▶ [Objective]: Copy out all of the material below word for word, leaving out the pictures.

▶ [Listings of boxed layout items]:
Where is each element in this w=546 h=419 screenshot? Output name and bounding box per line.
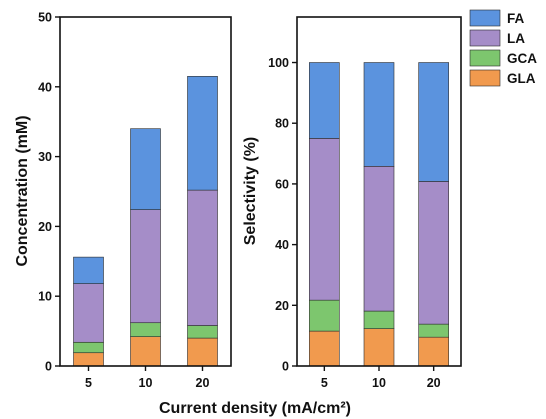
legend-label-fa: FA	[507, 11, 525, 26]
concentration-bar-gca-5	[73, 341, 104, 354]
selectivity-y-tick-label: 40	[275, 238, 289, 252]
legend-label-la: LA	[507, 31, 525, 46]
concentration-bar-fa-10	[130, 128, 161, 210]
selectivity-y-tick-label: 0	[282, 360, 289, 374]
selectivity-x-tick-label: 10	[372, 376, 386, 390]
selectivity-bar-fa-10	[363, 62, 395, 167]
x-axis-title: Current density (mA/cm²)	[159, 400, 351, 417]
concentration-y-tick-label: 20	[38, 220, 52, 234]
legend-label-gla: GLA	[507, 71, 536, 86]
concentration-panel: 5 10 20 0 10 20 30 40 50 Concentration (mM)	[14, 11, 232, 390]
selectivity-bar-la-10	[363, 166, 395, 312]
concentration-y-axis-title: Concentration (mM)	[14, 115, 31, 266]
concentration-bar-fa-20	[187, 76, 218, 191]
legend-swatch-la	[469, 29, 501, 47]
concentration-x-tick-label: 5	[85, 376, 92, 390]
selectivity-bar-gca-5	[309, 299, 340, 332]
concentration-bar-la-10	[130, 209, 161, 324]
legend-swatch-gla	[469, 69, 501, 87]
legend-label-gca: GCA	[507, 51, 537, 66]
selectivity-bar-fa-20	[418, 62, 449, 182]
selectivity-y-tick-label: 80	[275, 117, 289, 131]
legend-swatch-fa	[469, 9, 501, 27]
concentration-y-tick-label: 50	[38, 11, 52, 25]
selectivity-bar-gca-20	[418, 323, 449, 338]
concentration-x-tick-label: 10	[139, 376, 153, 390]
selectivity-y-tick-label: 100	[268, 56, 289, 70]
concentration-bar-gca-20	[187, 325, 218, 339]
concentration-bar-gla-5	[73, 352, 104, 367]
concentration-y-tick-label: 10	[38, 290, 52, 304]
selectivity-x-tick-label: 5	[321, 376, 328, 390]
selectivity-panel: 5 10 20 0 20 40 60 80 100 Selectivity (%)	[242, 16, 462, 390]
selectivity-y-tick-label: 60	[275, 177, 289, 191]
concentration-bar-la-20	[187, 189, 218, 326]
concentration-bar-gla-20	[187, 337, 218, 367]
selectivity-bar-gla-20	[418, 336, 449, 367]
selectivity-x-tick-label: 20	[427, 376, 441, 390]
selectivity-bar-la-5	[309, 138, 340, 301]
concentration-bar-gca-10	[130, 322, 161, 337]
concentration-bar-gla-10	[130, 336, 161, 367]
concentration-y-tick-label: 40	[38, 80, 52, 94]
concentration-y-tick-label: 0	[45, 360, 52, 374]
selectivity-bar-gla-5	[309, 330, 340, 367]
legend-swatch-gca	[469, 49, 501, 67]
selectivity-bar-fa-5	[309, 62, 340, 139]
selectivity-y-axis-title: Selectivity (%)	[242, 137, 259, 245]
concentration-y-tick-label: 30	[38, 150, 52, 164]
concentration-bar-la-5	[73, 283, 104, 343]
selectivity-bar-gca-10	[363, 310, 395, 329]
legend: FA LA GCA GLA	[469, 9, 537, 87]
selectivity-y-tick-label: 20	[275, 299, 289, 313]
selectivity-bar-gla-10	[363, 328, 395, 367]
concentration-bar-fa-5	[73, 256, 104, 284]
concentration-x-tick-label: 20	[196, 376, 210, 390]
selectivity-bar-la-20	[418, 181, 449, 325]
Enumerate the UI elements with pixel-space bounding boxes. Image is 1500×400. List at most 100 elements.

▶ [Completed task]:
Where is each element in this w=546 h=419 screenshot? Output name and bounding box per line.
legend-label-fa: FA	[507, 11, 525, 26]
concentration-bar-gca-5	[73, 341, 104, 354]
selectivity-y-tick-label: 40	[275, 238, 289, 252]
legend-label-la: LA	[507, 31, 525, 46]
concentration-bar-fa-10	[130, 128, 161, 210]
selectivity-y-tick-label: 0	[282, 360, 289, 374]
selectivity-x-tick-label: 10	[372, 376, 386, 390]
selectivity-bar-fa-10	[363, 62, 395, 167]
x-axis-title: Current density (mA/cm²)	[159, 400, 351, 417]
concentration-y-tick-label: 20	[38, 220, 52, 234]
legend-label-gla: GLA	[507, 71, 536, 86]
concentration-panel: 5 10 20 0 10 20 30 40 50 Concentration (mM)	[14, 11, 232, 390]
selectivity-bar-la-10	[363, 166, 395, 312]
concentration-y-axis-title: Concentration (mM)	[14, 115, 31, 266]
concentration-bar-fa-20	[187, 76, 218, 191]
legend-swatch-la	[469, 29, 501, 47]
concentration-x-tick-label: 5	[85, 376, 92, 390]
selectivity-bar-gca-5	[309, 299, 340, 332]
concentration-bar-la-10	[130, 209, 161, 324]
legend-swatch-gla	[469, 69, 501, 87]
legend-label-gca: GCA	[507, 51, 537, 66]
selectivity-bar-fa-20	[418, 62, 449, 182]
selectivity-y-tick-label: 80	[275, 117, 289, 131]
legend-swatch-fa	[469, 9, 501, 27]
concentration-y-tick-label: 50	[38, 11, 52, 25]
selectivity-bar-gca-20	[418, 323, 449, 338]
concentration-x-tick-label: 10	[139, 376, 153, 390]
selectivity-y-tick-label: 100	[268, 56, 289, 70]
concentration-bar-gca-20	[187, 325, 218, 339]
concentration-bar-gla-5	[73, 352, 104, 367]
concentration-y-tick-label: 10	[38, 290, 52, 304]
selectivity-x-tick-label: 5	[321, 376, 328, 390]
selectivity-panel: 5 10 20 0 20 40 60 80 100 Selectivity (%)	[242, 16, 462, 390]
selectivity-y-tick-label: 60	[275, 177, 289, 191]
concentration-bar-la-20	[187, 189, 218, 326]
concentration-bar-gla-20	[187, 337, 218, 367]
selectivity-bar-gla-20	[418, 336, 449, 367]
selectivity-x-tick-label: 20	[427, 376, 441, 390]
selectivity-bar-la-5	[309, 138, 340, 301]
concentration-bar-gca-10	[130, 322, 161, 337]
concentration-bar-gla-10	[130, 336, 161, 367]
concentration-y-tick-label: 40	[38, 80, 52, 94]
concentration-y-tick-label: 0	[45, 360, 52, 374]
selectivity-bar-gla-5	[309, 330, 340, 367]
legend-swatch-gca	[469, 49, 501, 67]
selectivity-bar-fa-5	[309, 62, 340, 139]
selectivity-y-axis-title: Selectivity (%)	[242, 137, 259, 245]
concentration-y-tick-label: 30	[38, 150, 52, 164]
concentration-bar-la-5	[73, 283, 104, 343]
selectivity-bar-gca-10	[363, 310, 395, 329]
legend: FA LA GCA GLA	[469, 9, 537, 87]
selectivity-y-tick-label: 20	[275, 299, 289, 313]
selectivity-bar-gla-10	[363, 328, 395, 367]
concentration-bar-fa-5	[73, 256, 104, 284]
concentration-x-tick-label: 20	[196, 376, 210, 390]
selectivity-bar-la-20	[418, 181, 449, 325]
Enumerate the UI elements with pixel-space bounding boxes. Image is 1500×400. List at most 100 elements.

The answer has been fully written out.